# WHAT IS BEING ASKED
For the entries that follow, state how many lines include the word "Nombre", giving the number and nothing else.

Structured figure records
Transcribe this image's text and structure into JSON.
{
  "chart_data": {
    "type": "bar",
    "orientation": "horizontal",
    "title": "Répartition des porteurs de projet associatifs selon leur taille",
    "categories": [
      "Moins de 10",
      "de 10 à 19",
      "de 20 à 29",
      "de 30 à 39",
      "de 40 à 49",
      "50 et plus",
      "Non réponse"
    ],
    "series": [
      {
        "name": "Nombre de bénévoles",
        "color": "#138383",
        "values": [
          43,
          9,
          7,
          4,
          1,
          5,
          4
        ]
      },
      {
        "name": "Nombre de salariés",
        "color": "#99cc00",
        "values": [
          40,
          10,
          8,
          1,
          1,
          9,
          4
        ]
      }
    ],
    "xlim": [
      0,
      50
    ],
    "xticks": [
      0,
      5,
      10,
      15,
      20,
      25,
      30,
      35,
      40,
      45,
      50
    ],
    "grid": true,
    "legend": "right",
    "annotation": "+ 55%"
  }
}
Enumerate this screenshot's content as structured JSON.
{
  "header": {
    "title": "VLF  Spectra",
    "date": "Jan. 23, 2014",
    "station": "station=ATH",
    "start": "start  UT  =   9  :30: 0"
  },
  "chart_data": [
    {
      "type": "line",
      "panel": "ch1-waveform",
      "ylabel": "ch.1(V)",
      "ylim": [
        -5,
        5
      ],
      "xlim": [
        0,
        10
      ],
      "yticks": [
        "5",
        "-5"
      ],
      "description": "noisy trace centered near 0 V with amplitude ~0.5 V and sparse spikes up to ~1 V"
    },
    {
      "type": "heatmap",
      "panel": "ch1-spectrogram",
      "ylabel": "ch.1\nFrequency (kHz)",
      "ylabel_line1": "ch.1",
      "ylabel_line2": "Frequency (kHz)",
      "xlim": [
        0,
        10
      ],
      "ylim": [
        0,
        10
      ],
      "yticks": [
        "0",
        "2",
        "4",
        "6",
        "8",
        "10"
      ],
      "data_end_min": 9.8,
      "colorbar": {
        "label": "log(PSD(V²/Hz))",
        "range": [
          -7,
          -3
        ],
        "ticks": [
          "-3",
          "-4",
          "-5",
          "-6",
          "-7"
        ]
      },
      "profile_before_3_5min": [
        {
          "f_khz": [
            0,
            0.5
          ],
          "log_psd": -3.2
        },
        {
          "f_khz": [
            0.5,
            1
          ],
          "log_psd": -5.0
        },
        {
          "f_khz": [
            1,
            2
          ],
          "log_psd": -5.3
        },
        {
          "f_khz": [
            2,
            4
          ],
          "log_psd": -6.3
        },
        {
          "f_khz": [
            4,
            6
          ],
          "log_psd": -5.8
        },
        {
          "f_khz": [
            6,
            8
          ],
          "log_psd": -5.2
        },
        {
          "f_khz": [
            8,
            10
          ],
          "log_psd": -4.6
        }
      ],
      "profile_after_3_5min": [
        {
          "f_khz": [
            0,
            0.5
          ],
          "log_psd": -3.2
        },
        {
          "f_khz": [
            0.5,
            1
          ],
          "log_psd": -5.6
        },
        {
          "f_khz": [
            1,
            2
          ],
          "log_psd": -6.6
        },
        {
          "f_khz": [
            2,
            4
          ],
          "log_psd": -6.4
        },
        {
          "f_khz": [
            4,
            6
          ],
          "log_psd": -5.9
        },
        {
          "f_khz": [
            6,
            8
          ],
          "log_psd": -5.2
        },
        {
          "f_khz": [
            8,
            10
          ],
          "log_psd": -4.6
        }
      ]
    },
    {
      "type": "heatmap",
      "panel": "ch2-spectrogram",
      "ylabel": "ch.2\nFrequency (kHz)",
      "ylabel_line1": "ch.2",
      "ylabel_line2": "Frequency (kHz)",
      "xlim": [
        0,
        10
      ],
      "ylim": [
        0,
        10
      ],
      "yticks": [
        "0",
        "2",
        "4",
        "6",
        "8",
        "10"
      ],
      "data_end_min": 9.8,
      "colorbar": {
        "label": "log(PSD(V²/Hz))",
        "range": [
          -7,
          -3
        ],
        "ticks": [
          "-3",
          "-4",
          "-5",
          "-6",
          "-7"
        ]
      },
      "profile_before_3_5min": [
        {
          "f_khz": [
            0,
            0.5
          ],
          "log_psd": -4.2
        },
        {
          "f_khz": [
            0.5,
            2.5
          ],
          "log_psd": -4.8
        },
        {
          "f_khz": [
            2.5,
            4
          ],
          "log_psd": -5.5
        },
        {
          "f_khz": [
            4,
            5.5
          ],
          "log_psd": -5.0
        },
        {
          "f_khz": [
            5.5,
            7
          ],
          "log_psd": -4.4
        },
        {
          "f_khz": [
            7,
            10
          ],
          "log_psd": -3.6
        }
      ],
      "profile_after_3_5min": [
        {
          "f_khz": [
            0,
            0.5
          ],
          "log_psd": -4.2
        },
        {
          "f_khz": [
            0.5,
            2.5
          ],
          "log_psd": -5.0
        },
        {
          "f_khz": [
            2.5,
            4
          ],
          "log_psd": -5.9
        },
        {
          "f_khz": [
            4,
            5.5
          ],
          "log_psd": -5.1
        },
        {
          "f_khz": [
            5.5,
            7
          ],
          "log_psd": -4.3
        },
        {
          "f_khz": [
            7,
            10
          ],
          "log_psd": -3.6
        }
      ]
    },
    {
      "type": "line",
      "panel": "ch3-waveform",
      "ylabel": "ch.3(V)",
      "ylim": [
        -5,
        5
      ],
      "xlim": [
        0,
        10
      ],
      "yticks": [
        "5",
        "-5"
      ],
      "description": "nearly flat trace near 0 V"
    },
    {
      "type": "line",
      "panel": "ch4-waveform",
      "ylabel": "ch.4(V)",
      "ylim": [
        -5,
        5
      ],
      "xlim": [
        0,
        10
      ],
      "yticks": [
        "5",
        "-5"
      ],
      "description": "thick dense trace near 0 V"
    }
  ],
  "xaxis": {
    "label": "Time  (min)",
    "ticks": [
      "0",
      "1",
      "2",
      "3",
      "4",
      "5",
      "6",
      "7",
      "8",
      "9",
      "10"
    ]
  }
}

# OUTPUT
2